> Task to complete: Quote every line of the material beneath this one.

> Data for the task:
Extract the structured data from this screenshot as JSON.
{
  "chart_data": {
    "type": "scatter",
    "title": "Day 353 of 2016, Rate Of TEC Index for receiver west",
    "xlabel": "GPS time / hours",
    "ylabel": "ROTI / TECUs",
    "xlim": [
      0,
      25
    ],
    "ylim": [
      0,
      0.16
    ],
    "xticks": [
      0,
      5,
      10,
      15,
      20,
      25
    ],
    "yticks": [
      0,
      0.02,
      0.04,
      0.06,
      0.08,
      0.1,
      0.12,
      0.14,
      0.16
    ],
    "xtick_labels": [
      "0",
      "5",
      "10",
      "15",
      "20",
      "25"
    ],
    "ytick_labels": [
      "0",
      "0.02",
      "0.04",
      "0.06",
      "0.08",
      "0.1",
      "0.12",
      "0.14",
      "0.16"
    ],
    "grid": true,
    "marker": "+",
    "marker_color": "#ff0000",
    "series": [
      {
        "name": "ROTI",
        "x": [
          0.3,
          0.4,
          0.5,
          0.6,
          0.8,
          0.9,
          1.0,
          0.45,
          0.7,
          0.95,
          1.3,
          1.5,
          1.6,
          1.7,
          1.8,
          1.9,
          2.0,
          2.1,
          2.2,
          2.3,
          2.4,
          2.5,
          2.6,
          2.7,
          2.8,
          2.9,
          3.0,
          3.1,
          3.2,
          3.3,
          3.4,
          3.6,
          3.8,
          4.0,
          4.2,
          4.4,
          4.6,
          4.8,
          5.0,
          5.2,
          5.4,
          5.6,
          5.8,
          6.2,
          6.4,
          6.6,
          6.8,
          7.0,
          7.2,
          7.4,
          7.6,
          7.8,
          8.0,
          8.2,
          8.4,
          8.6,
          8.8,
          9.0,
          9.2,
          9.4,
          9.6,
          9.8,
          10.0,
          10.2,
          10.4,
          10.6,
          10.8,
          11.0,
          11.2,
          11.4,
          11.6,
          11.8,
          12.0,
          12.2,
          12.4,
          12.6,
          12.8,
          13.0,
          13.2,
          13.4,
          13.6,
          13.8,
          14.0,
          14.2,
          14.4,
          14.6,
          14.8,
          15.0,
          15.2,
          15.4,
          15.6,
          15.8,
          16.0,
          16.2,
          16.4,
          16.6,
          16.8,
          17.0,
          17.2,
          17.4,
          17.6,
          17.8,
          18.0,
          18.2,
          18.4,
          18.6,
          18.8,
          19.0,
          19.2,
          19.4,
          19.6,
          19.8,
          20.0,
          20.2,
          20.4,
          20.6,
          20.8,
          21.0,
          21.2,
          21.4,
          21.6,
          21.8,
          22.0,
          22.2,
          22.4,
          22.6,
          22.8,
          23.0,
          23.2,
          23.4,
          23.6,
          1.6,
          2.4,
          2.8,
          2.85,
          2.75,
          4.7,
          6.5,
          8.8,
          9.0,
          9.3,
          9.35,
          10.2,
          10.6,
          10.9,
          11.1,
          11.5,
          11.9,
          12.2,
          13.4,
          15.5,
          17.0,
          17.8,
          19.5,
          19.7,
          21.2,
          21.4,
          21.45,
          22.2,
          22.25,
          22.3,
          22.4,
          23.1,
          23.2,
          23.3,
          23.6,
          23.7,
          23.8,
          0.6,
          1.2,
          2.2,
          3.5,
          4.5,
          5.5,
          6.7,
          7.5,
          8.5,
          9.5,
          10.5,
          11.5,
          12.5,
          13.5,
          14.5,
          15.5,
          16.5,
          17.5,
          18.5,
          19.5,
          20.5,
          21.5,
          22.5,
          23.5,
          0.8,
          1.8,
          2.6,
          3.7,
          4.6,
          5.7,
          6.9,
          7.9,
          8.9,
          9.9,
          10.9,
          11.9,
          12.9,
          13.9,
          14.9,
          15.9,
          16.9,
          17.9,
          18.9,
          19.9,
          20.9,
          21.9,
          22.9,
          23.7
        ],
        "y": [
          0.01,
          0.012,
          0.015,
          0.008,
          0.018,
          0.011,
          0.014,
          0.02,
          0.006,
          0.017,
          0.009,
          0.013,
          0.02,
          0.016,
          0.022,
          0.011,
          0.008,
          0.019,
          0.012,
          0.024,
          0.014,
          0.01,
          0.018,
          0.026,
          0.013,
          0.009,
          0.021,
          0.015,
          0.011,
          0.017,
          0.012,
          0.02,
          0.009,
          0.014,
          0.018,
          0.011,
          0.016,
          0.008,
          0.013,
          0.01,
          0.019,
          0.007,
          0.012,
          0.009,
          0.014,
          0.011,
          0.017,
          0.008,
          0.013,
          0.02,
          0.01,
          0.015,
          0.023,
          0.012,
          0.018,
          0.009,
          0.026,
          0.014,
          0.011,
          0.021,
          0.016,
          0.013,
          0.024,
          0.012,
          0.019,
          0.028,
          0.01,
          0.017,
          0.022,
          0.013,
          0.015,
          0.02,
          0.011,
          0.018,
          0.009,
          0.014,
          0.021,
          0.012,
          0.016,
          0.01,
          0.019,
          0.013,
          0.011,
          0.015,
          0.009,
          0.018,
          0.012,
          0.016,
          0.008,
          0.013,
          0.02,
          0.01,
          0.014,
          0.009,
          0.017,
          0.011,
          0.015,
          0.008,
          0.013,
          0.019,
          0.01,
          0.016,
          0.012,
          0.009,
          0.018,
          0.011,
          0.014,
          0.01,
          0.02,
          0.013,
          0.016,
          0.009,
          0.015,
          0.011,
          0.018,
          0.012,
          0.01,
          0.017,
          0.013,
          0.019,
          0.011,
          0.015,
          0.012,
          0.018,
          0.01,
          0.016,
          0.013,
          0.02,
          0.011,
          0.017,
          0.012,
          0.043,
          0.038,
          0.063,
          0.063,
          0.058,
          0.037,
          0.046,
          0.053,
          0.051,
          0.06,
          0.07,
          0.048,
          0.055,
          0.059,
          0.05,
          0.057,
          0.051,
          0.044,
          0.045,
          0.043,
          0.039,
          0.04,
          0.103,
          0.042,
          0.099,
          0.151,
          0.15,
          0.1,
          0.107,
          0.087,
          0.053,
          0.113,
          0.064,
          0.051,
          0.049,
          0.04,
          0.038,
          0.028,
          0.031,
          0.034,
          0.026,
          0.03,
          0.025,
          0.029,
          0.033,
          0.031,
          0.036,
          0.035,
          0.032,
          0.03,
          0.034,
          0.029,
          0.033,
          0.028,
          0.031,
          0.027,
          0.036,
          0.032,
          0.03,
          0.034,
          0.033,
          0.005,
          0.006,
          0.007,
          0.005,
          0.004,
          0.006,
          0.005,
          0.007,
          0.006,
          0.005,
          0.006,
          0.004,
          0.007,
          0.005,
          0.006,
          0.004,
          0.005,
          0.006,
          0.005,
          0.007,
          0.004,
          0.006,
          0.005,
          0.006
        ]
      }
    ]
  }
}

> Answer to the exercise:
Extract the structured data from this screenshot as JSON.
{
  "chart_data": {
    "type": "scatter",
    "title": "Day 353 of 2016, Rate Of TEC Index for receiver west",
    "xlabel": "GPS time / hours",
    "ylabel": "ROTI / TECUs",
    "xlim": [
      0,
      25
    ],
    "ylim": [
      0,
      0.16
    ],
    "xticks": [
      0,
      5,
      10,
      15,
      20,
      25
    ],
    "yticks": [
      0,
      0.02,
      0.04,
      0.06,
      0.08,
      0.1,
      0.12,
      0.14,
      0.16
    ],
    "xtick_labels": [
      "0",
      "5",
      "10",
      "15",
      "20",
      "25"
    ],
    "ytick_labels": [
      "0",
      "0.02",
      "0.04",
      "0.06",
      "0.08",
      "0.1",
      "0.12",
      "0.14",
      "0.16"
    ],
    "grid": true,
    "marker": "+",
    "marker_color": "#ff0000",
    "series": [
      {
        "name": "ROTI",
        "x": [
          0.3,
          0.4,
          0.5,
          0.6,
          0.8,
          0.9,
          1.0,
          0.45,
          0.7,
          0.95,
          1.3,
          1.5,
          1.6,
          1.7,
          1.8,
          1.9,
          2.0,
          2.1,
          2.2,
          2.3,
          2.4,
          2.5,
          2.6,
          2.7,
          2.8,
          2.9,
          3.0,
          3.1,
          3.2,
          3.3,
          3.4,
          3.6,
          3.8,
          4.0,
          4.2,
          4.4,
          4.6,
          4.8,
          5.0,
          5.2,
          5.4,
          5.6,
          5.8,
          6.2,
          6.4,
          6.6,
          6.8,
          7.0,
          7.2,
          7.4,
          7.6,
          7.8,
          8.0,
          8.2,
          8.4,
          8.6,
          8.8,
          9.0,
          9.2,
          9.4,
          9.6,
          9.8,
          10.0,
          10.2,
          10.4,
          10.6,
          10.8,
          11.0,
          11.2,
          11.4,
          11.6,
          11.8,
          12.0,
          12.2,
          12.4,
          12.6,
          12.8,
          13.0,
          13.2,
          13.4,
          13.6,
          13.8,
          14.0,
          14.2,
          14.4,
          14.6,
          14.8,
          15.0,
          15.2,
          15.4,
          15.6,
          15.8,
          16.0,
          16.2,
          16.4,
          16.6,
          16.8,
          17.0,
          17.2,
          17.4,
          17.6,
          17.8,
          18.0,
          18.2,
          18.4,
          18.6,
          18.8,
          19.0,
          19.2,
          19.4,
          19.6,
          19.8,
          20.0,
          20.2,
          20.4,
          20.6,
          20.8,
          21.0,
          21.2,
          21.4,
          21.6,
          21.8,
          22.0,
          22.2,
          22.4,
          22.6,
          22.8,
          23.0,
          23.2,
          23.4,
          23.6,
          1.6,
          2.4,
          2.8,
          2.85,
          2.75,
          4.7,
          6.5,
          8.8,
          9.0,
          9.3,
          9.35,
          10.2,
          10.6,
          10.9,
          11.1,
          11.5,
          11.9,
          12.2,
          13.4,
          15.5,
          17.0,
          17.8,
          19.5,
          19.7,
          21.2,
          21.4,
          21.45,
          22.2,
          22.25,
          22.3,
          22.4,
          23.1,
          23.2,
          23.3,
          23.6,
          23.7,
          23.8,
          0.6,
          1.2,
          2.2,
          3.5,
          4.5,
          5.5,
          6.7,
          7.5,
          8.5,
          9.5,
          10.5,
          11.5,
          12.5,
          13.5,
          14.5,
          15.5,
          16.5,
          17.5,
          18.5,
          19.5,
          20.5,
          21.5,
          22.5,
          23.5,
          0.8,
          1.8,
          2.6,
          3.7,
          4.6,
          5.7,
          6.9,
          7.9,
          8.9,
          9.9,
          10.9,
          11.9,
          12.9,
          13.9,
          14.9,
          15.9,
          16.9,
          17.9,
          18.9,
          19.9,
          20.9,
          21.9,
          22.9,
          23.7
        ],
        "y": [
          0.01,
          0.012,
          0.015,
          0.008,
          0.018,
          0.011,
          0.014,
          0.02,
          0.006,
          0.017,
          0.009,
          0.013,
          0.02,
          0.016,
          0.022,
          0.011,
          0.008,
          0.019,
          0.012,
          0.024,
          0.014,
          0.01,
          0.018,
          0.026,
          0.013,
          0.009,
          0.021,
          0.015,
          0.011,
          0.017,
          0.012,
          0.02,
          0.009,
          0.014,
          0.018,
          0.011,
          0.016,
          0.008,
          0.013,
          0.01,
          0.019,
          0.007,
          0.012,
          0.009,
          0.014,
          0.011,
          0.017,
          0.008,
          0.013,
          0.02,
          0.01,
          0.015,
          0.023,
          0.012,
          0.018,
          0.009,
          0.026,
          0.014,
          0.011,
          0.021,
          0.016,
          0.013,
          0.024,
          0.012,
          0.019,
          0.028,
          0.01,
          0.017,
          0.022,
          0.013,
          0.015,
          0.02,
          0.011,
          0.018,
          0.009,
          0.014,
          0.021,
          0.012,
          0.016,
          0.01,
          0.019,
          0.013,
          0.011,
          0.015,
          0.009,
          0.018,
          0.012,
          0.016,
          0.008,
          0.013,
          0.02,
          0.01,
          0.014,
          0.009,
          0.017,
          0.011,
          0.015,
          0.008,
          0.013,
          0.019,
          0.01,
          0.016,
          0.012,
          0.009,
          0.018,
          0.011,
          0.014,
          0.01,
          0.02,
          0.013,
          0.016,
          0.009,
          0.015,
          0.011,
          0.018,
          0.012,
          0.01,
          0.017,
          0.013,
          0.019,
          0.011,
          0.015,
          0.012,
          0.018,
          0.01,
          0.016,
          0.013,
          0.02,
          0.011,
          0.017,
          0.012,
          0.043,
          0.038,
          0.063,
          0.063,
          0.058,
          0.037,
          0.046,
          0.053,
          0.051,
          0.06,
          0.07,
          0.048,
          0.055,
          0.059,
          0.05,
          0.057,
          0.051,
          0.044,
          0.045,
          0.043,
          0.039,
          0.04,
          0.103,
          0.042,
          0.099,
          0.151,
          0.15,
          0.1,
          0.107,
          0.087,
          0.053,
          0.113,
          0.064,
          0.051,
          0.049,
          0.04,
          0.038,
          0.028,
          0.031,
          0.034,
          0.026,
          0.03,
          0.025,
          0.029,
          0.033,
          0.031,
          0.036,
          0.035,
          0.032,
          0.03,
          0.034,
          0.029,
          0.033,
          0.028,
          0.031,
          0.027,
          0.036,
          0.032,
          0.03,
          0.034,
          0.033,
          0.005,
          0.006,
          0.007,
          0.005,
          0.004,
          0.006,
          0.005,
          0.007,
          0.006,
          0.005,
          0.006,
          0.004,
          0.007,
          0.005,
          0.006,
          0.004,
          0.005,
          0.006,
          0.005,
          0.007,
          0.004,
          0.006,
          0.005,
          0.006
        ]
      }
    ]
  }
}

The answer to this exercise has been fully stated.